__What needs to be done__. Your task is to transcribe all of the records exactly and leave out the pictures.

<<<<

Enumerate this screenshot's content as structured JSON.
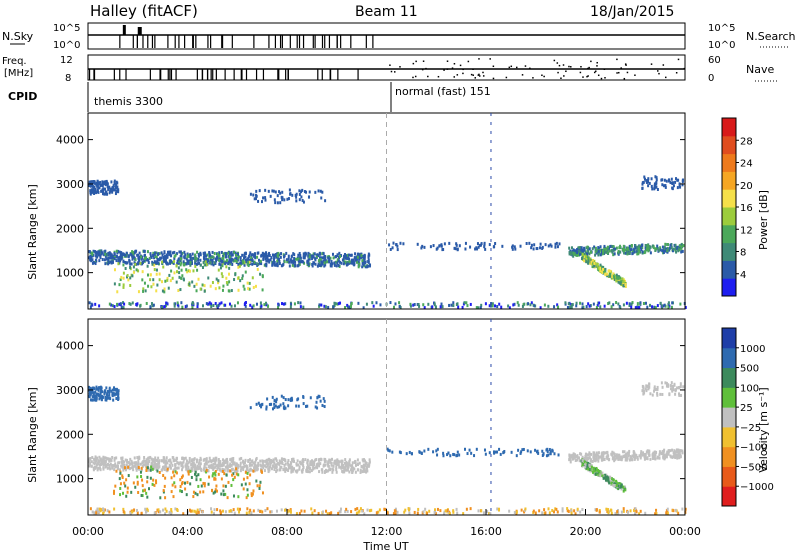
{
  "header": {
    "station": "Halley (fitACF)",
    "beam": "Beam 11",
    "date": "18/Jan/2015"
  },
  "panels": {
    "nsky": {
      "left_label": "N.Sky",
      "right_label": "N.Search",
      "left_ticks": [
        "10^5",
        "10^0"
      ],
      "right_ticks": [
        "10^5",
        "10^0"
      ]
    },
    "freq": {
      "left_label_1": "Freq.",
      "left_label_2": "[MHz]",
      "left_ticks": [
        "12",
        "8"
      ],
      "right_label": "Nave",
      "right_ticks": [
        "60",
        "0"
      ]
    },
    "cpid": {
      "label": "CPID",
      "modes": [
        "themis 3300",
        "normal (fast) 151"
      ]
    }
  },
  "chart_data": [
    {
      "type": "heatmap",
      "name": "power",
      "ylabel": "Slant Range [km]",
      "ylim": [
        180,
        4600
      ],
      "yticks": [
        1000,
        2000,
        3000,
        4000
      ],
      "colorbar": {
        "label": "Power [dB]",
        "ticks": [
          4,
          8,
          12,
          16,
          20,
          24,
          28
        ]
      },
      "scatter_bands": [
        {
          "from": 0.0,
          "to": 11.3,
          "range_km": 1450,
          "note": "main E/F echo band"
        },
        {
          "from": 0.0,
          "to": 1.2,
          "range_km": 2900,
          "note": "upper band"
        },
        {
          "from": 19.3,
          "to": 23.9,
          "range_km": 1500
        },
        {
          "from": 19.8,
          "to": 21.5,
          "range_km": 900
        }
      ]
    },
    {
      "type": "heatmap",
      "name": "velocity",
      "ylabel": "Slant Range [km]",
      "xlabel": "Time UT",
      "ylim": [
        180,
        4600
      ],
      "yticks": [
        1000,
        2000,
        3000,
        4000
      ],
      "xticks": [
        "00:00",
        "04:00",
        "08:00",
        "12:00",
        "16:00",
        "20:00",
        "00:00"
      ],
      "colorbar": {
        "label": "Velocity [m s⁻¹]",
        "ticks": [
          "1000",
          "500",
          "100",
          "25",
          "−25",
          "−100",
          "−500",
          "−1000"
        ]
      }
    }
  ],
  "colors": {
    "power_scale": [
      "#1e1ef0",
      "#2a5aa8",
      "#3f8a77",
      "#4ba85a",
      "#9ccc3c",
      "#f5e04a",
      "#f5a623",
      "#ee7a1c",
      "#e04d1f",
      "#d81a1a"
    ],
    "velocity_scale": [
      "#1e3ea8",
      "#2e6ab0",
      "#3c8a5c",
      "#5fbf3a",
      "#c0c0c0",
      "#f0c030",
      "#f09020",
      "#e85a1a",
      "#e01e1e"
    ]
  }
}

>>>>

__Answer below__.
Enumerate this screenshot's content as structured JSON.
{
  "header": {
    "station": "Halley (fitACF)",
    "beam": "Beam 11",
    "date": "18/Jan/2015"
  },
  "panels": {
    "nsky": {
      "left_label": "N.Sky",
      "right_label": "N.Search",
      "left_ticks": [
        "10^5",
        "10^0"
      ],
      "right_ticks": [
        "10^5",
        "10^0"
      ]
    },
    "freq": {
      "left_label_1": "Freq.",
      "left_label_2": "[MHz]",
      "left_ticks": [
        "12",
        "8"
      ],
      "right_label": "Nave",
      "right_ticks": [
        "60",
        "0"
      ]
    },
    "cpid": {
      "label": "CPID",
      "modes": [
        "themis 3300",
        "normal (fast) 151"
      ]
    }
  },
  "chart_data": [
    {
      "type": "heatmap",
      "name": "power",
      "ylabel": "Slant Range [km]",
      "ylim": [
        180,
        4600
      ],
      "yticks": [
        1000,
        2000,
        3000,
        4000
      ],
      "colorbar": {
        "label": "Power [dB]",
        "ticks": [
          4,
          8,
          12,
          16,
          20,
          24,
          28
        ]
      },
      "scatter_bands": [
        {
          "from": 0.0,
          "to": 11.3,
          "range_km": 1450,
          "note": "main E/F echo band"
        },
        {
          "from": 0.0,
          "to": 1.2,
          "range_km": 2900,
          "note": "upper band"
        },
        {
          "from": 19.3,
          "to": 23.9,
          "range_km": 1500
        },
        {
          "from": 19.8,
          "to": 21.5,
          "range_km": 900
        }
      ]
    },
    {
      "type": "heatmap",
      "name": "velocity",
      "ylabel": "Slant Range [km]",
      "xlabel": "Time UT",
      "ylim": [
        180,
        4600
      ],
      "yticks": [
        1000,
        2000,
        3000,
        4000
      ],
      "xticks": [
        "00:00",
        "04:00",
        "08:00",
        "12:00",
        "16:00",
        "20:00",
        "00:00"
      ],
      "colorbar": {
        "label": "Velocity [m s⁻¹]",
        "ticks": [
          "1000",
          "500",
          "100",
          "25",
          "−25",
          "−100",
          "−500",
          "−1000"
        ]
      }
    }
  ],
  "colors": {
    "power_scale": [
      "#1e1ef0",
      "#2a5aa8",
      "#3f8a77",
      "#4ba85a",
      "#9ccc3c",
      "#f5e04a",
      "#f5a623",
      "#ee7a1c",
      "#e04d1f",
      "#d81a1a"
    ],
    "velocity_scale": [
      "#1e3ea8",
      "#2e6ab0",
      "#3c8a5c",
      "#5fbf3a",
      "#c0c0c0",
      "#f0c030",
      "#f09020",
      "#e85a1a",
      "#e01e1e"
    ]
  }
}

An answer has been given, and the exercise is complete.